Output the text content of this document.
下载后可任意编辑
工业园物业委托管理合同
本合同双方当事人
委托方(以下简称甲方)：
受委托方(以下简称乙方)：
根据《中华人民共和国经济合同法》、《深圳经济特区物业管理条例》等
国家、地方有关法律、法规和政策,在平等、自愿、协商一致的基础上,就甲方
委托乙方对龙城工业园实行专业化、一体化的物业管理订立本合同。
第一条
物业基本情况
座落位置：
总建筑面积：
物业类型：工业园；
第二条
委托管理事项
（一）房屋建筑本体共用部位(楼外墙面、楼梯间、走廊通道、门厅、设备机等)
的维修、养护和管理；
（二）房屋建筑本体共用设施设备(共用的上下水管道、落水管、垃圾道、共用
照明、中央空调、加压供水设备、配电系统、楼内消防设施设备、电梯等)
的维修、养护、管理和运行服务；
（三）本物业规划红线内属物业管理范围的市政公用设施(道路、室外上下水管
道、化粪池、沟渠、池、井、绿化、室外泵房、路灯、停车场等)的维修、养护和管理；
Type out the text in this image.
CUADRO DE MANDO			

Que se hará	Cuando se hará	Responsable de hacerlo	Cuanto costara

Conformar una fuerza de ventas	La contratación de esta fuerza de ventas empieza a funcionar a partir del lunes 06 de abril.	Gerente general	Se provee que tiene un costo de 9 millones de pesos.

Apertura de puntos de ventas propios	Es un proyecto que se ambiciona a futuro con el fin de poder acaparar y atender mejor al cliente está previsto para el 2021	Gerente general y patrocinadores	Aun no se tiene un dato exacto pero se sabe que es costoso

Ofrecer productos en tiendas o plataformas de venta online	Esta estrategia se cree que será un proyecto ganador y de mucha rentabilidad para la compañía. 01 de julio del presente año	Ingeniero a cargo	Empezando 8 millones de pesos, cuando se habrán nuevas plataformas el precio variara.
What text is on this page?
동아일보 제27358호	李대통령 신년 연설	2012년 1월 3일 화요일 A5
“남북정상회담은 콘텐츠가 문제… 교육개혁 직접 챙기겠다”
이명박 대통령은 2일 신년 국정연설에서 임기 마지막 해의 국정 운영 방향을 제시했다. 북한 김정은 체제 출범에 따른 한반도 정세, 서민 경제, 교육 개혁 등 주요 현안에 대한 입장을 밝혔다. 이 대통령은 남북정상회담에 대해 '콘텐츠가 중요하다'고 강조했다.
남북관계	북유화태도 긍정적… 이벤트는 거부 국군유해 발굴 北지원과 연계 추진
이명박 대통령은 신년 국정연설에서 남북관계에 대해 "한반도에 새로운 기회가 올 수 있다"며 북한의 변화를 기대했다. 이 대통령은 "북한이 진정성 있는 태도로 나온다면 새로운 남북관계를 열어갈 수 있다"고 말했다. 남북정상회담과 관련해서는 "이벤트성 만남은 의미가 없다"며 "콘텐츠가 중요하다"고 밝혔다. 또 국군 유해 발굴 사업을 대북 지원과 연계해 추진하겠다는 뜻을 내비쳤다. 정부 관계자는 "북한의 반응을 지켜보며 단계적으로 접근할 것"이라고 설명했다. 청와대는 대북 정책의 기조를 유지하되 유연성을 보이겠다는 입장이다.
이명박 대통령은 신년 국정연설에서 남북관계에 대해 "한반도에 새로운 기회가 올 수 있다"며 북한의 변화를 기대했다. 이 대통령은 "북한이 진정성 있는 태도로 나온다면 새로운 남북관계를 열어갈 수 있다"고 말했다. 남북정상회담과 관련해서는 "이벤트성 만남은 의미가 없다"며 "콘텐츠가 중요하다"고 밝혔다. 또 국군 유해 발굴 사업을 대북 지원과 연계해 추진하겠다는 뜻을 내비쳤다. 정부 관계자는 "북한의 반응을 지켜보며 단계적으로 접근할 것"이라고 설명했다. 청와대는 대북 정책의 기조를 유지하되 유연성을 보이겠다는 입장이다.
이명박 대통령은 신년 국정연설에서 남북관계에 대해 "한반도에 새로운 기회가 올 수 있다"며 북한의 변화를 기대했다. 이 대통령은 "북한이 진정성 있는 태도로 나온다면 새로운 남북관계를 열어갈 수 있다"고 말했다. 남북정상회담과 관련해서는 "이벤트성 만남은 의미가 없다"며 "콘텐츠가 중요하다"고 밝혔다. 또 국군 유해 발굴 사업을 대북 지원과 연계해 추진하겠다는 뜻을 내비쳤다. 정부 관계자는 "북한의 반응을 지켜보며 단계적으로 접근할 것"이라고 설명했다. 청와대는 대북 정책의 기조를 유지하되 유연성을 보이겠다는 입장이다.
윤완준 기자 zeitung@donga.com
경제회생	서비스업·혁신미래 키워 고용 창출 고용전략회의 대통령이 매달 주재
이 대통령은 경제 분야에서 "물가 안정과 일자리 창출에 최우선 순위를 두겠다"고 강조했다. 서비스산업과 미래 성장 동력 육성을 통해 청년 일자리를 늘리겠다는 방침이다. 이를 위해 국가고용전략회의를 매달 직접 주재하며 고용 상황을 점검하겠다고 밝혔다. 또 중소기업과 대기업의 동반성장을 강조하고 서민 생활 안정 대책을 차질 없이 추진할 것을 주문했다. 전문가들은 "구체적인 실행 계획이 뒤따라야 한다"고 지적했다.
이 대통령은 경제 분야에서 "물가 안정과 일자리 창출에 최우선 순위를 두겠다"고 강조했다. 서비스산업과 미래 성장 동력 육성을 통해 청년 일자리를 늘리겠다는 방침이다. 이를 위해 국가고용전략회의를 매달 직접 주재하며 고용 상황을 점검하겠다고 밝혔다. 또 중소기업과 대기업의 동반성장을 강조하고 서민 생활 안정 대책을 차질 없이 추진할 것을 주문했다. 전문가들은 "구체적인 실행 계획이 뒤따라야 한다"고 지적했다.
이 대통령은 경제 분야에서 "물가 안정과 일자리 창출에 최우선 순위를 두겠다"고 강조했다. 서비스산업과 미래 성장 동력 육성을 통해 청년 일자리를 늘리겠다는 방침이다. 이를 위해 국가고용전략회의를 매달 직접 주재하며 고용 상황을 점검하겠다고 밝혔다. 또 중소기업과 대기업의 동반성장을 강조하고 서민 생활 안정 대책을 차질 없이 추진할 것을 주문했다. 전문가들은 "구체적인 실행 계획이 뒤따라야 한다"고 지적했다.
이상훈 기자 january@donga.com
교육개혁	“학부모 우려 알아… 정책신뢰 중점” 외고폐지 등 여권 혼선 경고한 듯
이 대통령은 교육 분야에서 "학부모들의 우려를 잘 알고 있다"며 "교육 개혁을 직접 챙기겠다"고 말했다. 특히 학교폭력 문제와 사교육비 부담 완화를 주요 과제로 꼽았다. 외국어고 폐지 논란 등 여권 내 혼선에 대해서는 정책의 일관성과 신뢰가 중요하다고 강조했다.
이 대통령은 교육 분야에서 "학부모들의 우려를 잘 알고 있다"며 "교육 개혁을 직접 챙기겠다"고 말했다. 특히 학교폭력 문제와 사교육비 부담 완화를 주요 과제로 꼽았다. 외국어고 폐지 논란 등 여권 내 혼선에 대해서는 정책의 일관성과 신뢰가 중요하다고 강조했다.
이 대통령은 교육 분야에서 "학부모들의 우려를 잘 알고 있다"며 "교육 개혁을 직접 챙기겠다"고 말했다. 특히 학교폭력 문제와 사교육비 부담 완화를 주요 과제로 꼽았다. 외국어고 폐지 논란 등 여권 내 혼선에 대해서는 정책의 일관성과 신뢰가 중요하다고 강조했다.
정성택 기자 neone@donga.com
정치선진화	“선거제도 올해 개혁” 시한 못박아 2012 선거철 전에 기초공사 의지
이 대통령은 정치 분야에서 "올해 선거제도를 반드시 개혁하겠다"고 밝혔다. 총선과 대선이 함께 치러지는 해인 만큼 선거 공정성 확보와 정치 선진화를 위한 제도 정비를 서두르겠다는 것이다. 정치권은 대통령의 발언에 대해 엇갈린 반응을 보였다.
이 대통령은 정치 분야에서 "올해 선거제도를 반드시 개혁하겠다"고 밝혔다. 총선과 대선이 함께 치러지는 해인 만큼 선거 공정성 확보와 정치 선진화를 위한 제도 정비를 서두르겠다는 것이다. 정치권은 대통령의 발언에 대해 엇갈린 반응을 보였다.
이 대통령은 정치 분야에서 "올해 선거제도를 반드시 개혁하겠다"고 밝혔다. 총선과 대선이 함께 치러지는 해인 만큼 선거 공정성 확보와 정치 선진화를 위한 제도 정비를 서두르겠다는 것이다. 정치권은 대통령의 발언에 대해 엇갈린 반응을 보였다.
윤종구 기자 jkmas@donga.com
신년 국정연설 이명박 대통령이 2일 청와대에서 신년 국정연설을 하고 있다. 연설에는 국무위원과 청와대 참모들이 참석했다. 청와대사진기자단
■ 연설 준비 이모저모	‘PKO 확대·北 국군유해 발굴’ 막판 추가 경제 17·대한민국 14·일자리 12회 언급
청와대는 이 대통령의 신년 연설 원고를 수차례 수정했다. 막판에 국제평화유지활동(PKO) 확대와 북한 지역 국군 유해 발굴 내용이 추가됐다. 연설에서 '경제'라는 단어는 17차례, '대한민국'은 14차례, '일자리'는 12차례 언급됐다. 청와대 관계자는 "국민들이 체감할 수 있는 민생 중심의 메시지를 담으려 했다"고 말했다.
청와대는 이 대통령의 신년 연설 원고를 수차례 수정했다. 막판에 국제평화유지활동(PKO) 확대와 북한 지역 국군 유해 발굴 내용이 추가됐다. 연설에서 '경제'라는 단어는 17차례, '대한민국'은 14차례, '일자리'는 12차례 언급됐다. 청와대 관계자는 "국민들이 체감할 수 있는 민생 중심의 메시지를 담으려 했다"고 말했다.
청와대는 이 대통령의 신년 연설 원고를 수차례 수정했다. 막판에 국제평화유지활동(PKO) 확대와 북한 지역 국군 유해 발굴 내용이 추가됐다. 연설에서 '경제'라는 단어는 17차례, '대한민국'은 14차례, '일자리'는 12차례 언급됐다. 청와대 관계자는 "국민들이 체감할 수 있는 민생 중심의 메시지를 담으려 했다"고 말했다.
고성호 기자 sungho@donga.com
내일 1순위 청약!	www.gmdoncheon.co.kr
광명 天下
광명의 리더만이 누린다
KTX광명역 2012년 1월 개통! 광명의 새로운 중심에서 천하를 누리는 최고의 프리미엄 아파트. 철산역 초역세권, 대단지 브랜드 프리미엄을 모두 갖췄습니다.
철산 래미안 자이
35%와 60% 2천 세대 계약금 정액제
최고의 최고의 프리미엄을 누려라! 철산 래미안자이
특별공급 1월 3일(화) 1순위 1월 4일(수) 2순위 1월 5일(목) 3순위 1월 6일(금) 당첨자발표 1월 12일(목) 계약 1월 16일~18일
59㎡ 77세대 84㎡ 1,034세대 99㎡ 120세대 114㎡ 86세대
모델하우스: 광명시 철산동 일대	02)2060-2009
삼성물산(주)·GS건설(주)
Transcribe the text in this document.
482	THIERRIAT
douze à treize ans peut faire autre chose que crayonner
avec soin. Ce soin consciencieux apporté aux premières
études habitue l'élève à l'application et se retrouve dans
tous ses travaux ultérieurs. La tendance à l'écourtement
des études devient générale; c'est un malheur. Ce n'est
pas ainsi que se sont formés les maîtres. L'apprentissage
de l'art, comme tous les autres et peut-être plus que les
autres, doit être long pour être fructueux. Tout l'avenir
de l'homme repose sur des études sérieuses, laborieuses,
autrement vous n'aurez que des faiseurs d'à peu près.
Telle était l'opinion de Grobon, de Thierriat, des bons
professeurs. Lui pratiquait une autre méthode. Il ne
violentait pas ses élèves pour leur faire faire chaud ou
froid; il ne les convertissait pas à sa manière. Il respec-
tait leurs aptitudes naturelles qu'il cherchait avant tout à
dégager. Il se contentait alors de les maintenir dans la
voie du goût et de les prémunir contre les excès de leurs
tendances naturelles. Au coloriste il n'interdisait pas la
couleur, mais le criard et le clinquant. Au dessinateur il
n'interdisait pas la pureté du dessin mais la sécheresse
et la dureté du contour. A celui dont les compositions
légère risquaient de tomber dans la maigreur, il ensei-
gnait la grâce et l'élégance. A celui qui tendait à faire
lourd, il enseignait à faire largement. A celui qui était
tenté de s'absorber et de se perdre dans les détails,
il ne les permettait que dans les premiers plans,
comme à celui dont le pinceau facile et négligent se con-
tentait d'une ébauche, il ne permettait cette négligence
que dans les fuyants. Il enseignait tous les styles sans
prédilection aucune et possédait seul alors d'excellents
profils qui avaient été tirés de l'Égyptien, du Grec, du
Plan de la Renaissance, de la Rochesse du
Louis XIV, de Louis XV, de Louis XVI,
########################################
| REQUIREMENTS |
Where a line in the entries holds "autres", copy that line.

| EXPECTED ANSWER |
de l'art, comme tous les autres et peut-être plus que les
autres, doit être long pour être fructueux. Tout l'avenir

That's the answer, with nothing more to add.